Copy out all lines that hold "القم".

[Source records]
::::
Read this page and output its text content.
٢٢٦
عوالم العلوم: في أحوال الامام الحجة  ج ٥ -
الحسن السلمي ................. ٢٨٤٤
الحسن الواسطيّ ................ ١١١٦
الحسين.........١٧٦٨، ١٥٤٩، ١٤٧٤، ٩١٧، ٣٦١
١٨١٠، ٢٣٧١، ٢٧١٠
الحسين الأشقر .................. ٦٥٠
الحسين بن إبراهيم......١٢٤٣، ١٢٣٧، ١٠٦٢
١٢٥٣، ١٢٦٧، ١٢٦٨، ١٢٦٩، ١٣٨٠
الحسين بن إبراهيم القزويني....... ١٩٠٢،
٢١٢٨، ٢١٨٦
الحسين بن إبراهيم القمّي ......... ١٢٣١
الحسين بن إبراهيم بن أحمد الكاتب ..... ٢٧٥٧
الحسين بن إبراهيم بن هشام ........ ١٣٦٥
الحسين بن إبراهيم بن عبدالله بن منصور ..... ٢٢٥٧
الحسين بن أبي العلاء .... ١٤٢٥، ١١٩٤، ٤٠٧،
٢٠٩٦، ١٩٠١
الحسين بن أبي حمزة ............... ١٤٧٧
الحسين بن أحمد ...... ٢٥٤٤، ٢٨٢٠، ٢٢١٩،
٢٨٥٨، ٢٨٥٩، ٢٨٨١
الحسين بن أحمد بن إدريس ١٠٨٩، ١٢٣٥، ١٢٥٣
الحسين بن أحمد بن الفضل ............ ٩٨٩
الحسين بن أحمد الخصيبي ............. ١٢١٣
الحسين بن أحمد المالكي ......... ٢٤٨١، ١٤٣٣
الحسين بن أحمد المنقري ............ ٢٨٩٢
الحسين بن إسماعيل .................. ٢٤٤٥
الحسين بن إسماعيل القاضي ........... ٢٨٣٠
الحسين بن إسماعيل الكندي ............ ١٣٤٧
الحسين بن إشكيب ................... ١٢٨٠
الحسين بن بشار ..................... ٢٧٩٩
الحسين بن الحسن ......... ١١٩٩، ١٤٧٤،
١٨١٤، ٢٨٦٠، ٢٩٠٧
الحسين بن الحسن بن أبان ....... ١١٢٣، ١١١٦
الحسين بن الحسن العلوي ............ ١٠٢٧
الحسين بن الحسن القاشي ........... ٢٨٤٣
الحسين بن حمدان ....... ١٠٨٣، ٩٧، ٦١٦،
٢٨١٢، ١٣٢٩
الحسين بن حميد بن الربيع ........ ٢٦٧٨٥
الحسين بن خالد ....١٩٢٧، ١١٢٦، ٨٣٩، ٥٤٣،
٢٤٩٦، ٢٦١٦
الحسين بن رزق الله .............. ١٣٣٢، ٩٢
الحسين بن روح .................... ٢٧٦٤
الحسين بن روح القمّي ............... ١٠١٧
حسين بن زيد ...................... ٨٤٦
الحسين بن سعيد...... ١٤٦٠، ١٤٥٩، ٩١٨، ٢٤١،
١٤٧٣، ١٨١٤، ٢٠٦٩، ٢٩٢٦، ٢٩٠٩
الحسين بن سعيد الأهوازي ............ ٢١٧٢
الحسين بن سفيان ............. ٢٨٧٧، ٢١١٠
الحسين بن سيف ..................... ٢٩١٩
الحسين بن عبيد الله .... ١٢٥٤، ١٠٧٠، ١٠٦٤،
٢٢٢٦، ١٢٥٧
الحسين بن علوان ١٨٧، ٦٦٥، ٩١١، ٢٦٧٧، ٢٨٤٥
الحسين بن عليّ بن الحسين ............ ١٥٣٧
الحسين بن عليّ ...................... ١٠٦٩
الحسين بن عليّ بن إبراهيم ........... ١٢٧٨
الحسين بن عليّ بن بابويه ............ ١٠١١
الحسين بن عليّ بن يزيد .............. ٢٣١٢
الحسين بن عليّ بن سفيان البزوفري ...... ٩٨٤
::::
SOLUTION FOR THIS TASK:
الحسين بن إبراهيم القمّي ......... ١٢٣١
الحسين بن روح القمّي ............... ١٠١٧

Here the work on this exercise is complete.